▶ _What you have to do_: Identify each line containing the word "Spurt" and copy it.

▶ _The data_:
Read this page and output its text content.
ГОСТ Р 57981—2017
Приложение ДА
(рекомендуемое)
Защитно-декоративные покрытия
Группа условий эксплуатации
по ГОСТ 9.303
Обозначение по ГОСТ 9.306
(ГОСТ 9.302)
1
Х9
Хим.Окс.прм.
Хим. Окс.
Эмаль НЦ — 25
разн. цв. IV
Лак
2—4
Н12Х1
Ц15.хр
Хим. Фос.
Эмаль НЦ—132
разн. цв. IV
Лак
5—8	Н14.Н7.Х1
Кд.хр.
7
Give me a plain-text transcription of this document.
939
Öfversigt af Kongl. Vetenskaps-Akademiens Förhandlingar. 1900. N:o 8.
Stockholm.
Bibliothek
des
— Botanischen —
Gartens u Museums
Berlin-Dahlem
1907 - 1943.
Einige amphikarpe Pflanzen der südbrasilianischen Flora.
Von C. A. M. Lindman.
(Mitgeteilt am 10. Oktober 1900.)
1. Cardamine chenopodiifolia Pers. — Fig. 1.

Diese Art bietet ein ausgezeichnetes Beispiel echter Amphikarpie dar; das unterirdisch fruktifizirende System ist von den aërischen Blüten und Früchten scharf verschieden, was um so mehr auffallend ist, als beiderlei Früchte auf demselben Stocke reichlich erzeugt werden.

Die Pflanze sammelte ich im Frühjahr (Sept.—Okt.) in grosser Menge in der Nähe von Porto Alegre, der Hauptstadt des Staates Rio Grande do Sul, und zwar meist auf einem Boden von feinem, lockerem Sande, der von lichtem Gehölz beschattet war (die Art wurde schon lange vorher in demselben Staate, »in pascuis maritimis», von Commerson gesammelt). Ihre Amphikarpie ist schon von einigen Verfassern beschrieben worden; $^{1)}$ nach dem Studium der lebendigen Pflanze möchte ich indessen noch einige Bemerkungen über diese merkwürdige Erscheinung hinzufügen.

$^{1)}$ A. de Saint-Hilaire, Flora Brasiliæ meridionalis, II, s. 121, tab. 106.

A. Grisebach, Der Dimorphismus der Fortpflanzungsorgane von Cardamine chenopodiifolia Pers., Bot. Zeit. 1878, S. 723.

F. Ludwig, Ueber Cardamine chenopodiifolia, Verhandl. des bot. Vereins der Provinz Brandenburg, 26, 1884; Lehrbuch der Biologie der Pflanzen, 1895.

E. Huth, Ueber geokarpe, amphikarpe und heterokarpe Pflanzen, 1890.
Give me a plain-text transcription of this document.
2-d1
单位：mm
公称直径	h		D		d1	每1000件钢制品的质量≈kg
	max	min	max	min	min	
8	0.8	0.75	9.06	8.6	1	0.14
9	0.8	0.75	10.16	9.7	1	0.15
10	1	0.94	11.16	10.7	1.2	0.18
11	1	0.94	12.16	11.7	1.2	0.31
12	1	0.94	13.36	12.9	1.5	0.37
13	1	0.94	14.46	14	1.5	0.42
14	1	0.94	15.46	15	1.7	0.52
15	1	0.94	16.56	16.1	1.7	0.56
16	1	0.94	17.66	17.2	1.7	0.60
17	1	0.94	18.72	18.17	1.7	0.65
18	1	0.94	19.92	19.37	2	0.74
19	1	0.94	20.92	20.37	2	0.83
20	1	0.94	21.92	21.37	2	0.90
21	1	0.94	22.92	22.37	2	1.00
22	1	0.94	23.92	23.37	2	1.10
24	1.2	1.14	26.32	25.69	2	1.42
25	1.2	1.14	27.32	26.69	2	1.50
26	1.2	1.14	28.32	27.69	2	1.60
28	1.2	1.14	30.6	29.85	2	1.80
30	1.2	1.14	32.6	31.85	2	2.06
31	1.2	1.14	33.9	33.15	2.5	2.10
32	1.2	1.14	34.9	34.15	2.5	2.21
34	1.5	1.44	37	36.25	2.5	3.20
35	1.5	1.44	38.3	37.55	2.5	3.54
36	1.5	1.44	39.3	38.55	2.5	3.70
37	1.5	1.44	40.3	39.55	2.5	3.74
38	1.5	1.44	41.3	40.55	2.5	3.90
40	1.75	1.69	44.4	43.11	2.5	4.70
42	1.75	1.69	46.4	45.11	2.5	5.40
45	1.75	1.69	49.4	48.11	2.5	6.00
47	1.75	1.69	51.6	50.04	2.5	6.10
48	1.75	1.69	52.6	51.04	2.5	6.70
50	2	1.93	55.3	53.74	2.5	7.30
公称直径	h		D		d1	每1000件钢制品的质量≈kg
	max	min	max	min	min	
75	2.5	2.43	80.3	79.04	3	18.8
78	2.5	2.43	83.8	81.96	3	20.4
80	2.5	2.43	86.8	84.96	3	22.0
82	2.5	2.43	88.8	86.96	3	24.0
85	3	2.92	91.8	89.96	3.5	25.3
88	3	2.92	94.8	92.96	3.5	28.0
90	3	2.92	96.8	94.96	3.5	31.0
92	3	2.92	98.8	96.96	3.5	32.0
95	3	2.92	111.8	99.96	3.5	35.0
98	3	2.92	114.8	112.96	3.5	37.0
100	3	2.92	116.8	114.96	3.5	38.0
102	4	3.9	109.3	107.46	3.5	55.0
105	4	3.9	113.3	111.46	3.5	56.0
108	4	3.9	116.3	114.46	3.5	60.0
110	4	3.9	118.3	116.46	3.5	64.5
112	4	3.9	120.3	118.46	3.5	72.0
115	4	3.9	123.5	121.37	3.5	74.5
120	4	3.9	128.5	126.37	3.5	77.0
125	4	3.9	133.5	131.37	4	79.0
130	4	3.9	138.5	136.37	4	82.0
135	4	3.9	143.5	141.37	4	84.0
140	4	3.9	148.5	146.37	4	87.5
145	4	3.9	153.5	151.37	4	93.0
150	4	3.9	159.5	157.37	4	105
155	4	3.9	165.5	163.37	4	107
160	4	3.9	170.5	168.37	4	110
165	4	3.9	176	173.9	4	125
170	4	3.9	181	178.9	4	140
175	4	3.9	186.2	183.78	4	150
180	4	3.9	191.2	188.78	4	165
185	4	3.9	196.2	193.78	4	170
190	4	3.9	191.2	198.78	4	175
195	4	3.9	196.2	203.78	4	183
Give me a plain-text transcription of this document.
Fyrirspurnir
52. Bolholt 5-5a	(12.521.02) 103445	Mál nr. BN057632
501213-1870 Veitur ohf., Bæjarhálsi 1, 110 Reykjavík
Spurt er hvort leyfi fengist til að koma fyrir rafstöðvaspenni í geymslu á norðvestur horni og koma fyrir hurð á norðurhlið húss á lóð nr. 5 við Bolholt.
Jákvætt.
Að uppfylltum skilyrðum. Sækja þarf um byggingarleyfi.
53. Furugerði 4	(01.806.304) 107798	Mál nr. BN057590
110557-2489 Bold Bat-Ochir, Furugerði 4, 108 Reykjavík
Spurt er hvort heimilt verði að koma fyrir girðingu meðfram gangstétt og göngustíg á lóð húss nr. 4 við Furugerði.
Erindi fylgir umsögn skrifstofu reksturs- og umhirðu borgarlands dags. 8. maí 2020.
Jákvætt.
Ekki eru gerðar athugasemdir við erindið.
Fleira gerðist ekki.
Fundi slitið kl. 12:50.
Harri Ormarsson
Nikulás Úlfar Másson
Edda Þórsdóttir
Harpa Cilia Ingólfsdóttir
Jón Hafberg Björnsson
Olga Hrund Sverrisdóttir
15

▶ _Response_:
Spurt er hvort leyfi fengist til að koma fyrir rafstöðvaspenni í geymslu á norðvestur horni og koma fyrir hurð á norðurhlið húss á lóð nr. 5 við Bolholt.
Spurt er hvort heimilt verði að koma fyrir girðingu meðfram gangstétt og göngustíg á lóð húss nr. 4 við Furugerði.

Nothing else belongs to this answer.